* TASK DETAILS: Please print every record below exactly as it appears.

--- START MATERIAL SHOWN ---

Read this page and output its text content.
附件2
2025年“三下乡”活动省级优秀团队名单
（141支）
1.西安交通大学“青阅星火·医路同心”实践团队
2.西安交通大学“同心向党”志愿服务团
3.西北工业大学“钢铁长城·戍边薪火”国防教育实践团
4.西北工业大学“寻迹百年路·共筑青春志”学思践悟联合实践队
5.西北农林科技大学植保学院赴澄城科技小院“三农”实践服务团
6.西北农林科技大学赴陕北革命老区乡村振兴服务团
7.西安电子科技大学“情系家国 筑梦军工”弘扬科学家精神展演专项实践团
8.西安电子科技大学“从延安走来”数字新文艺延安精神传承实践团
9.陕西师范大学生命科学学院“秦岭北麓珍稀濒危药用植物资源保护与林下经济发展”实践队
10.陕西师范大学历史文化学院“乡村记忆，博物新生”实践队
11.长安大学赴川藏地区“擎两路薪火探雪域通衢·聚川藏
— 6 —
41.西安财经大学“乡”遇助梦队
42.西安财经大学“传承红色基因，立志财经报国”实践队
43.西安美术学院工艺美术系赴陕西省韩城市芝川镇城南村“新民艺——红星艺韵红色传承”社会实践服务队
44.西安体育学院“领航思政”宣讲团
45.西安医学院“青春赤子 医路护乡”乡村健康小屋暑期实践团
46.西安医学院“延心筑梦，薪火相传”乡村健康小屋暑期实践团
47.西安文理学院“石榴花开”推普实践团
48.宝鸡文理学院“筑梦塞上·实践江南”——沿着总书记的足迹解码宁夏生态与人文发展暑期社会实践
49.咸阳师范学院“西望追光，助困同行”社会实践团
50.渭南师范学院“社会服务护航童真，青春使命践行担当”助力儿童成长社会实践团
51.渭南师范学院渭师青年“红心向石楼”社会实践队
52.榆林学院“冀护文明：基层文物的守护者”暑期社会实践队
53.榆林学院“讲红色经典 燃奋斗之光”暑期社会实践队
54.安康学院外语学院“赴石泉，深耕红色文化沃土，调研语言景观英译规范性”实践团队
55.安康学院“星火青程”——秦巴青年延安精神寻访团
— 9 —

--- END MATERIAL SHOWN ---

* REPLY TO THE EXERCISE:
Read this page and output its text content.
附件2
2025年“三下乡”活动省级优秀团队名单
（141支）
1.西安交通大学“青阅星火·医路同心”实践团队
2.西安交通大学“同心向党”志愿服务团
3.西北工业大学“钢铁长城·戍边薪火”国防教育实践团
4.西北工业大学“寻迹百年路·共筑青春志”学思践悟联合实践队
5.西北农林科技大学植保学院赴澄城科技小院“三农”实践服务团
6.西北农林科技大学赴陕北革命老区乡村振兴服务团
7.西安电子科技大学“情系家国 筑梦军工”弘扬科学家精神展演专项实践团
8.西安电子科技大学“从延安走来”数字新文艺延安精神传承实践团
9.陕西师范大学生命科学学院“秦岭北麓珍稀濒危药用植物资源保护与林下经济发展”实践队
10.陕西师范大学历史文化学院“乡村记忆，博物新生”实践队
11.长安大学赴川藏地区“擎两路薪火探雪域通衢·聚川藏
— 6 —
41.西安财经大学“乡”遇助梦队
42.西安财经大学“传承红色基因，立志财经报国”实践队
43.西安美术学院工艺美术系赴陕西省韩城市芝川镇城南村“新民艺——红星艺韵红色传承”社会实践服务队
44.西安体育学院“领航思政”宣讲团
45.西安医学院“青春赤子 医路护乡”乡村健康小屋暑期实践团
46.西安医学院“延心筑梦，薪火相传”乡村健康小屋暑期实践团
47.西安文理学院“石榴花开”推普实践团
48.宝鸡文理学院“筑梦塞上·实践江南”——沿着总书记的足迹解码宁夏生态与人文发展暑期社会实践
49.咸阳师范学院“西望追光，助困同行”社会实践团
50.渭南师范学院“社会服务护航童真，青春使命践行担当”助力儿童成长社会实践团
51.渭南师范学院渭师青年“红心向石楼”社会实践队
52.榆林学院“冀护文明：基层文物的守护者”暑期社会实践队
53.榆林学院“讲红色经典 燃奋斗之光”暑期社会实践队
54.安康学院外语学院“赴石泉，深耕红色文化沃土，调研语言景观英译规范性”实践团队
55.安康学院“星火青程”——秦巴青年延安精神寻访团
— 9 —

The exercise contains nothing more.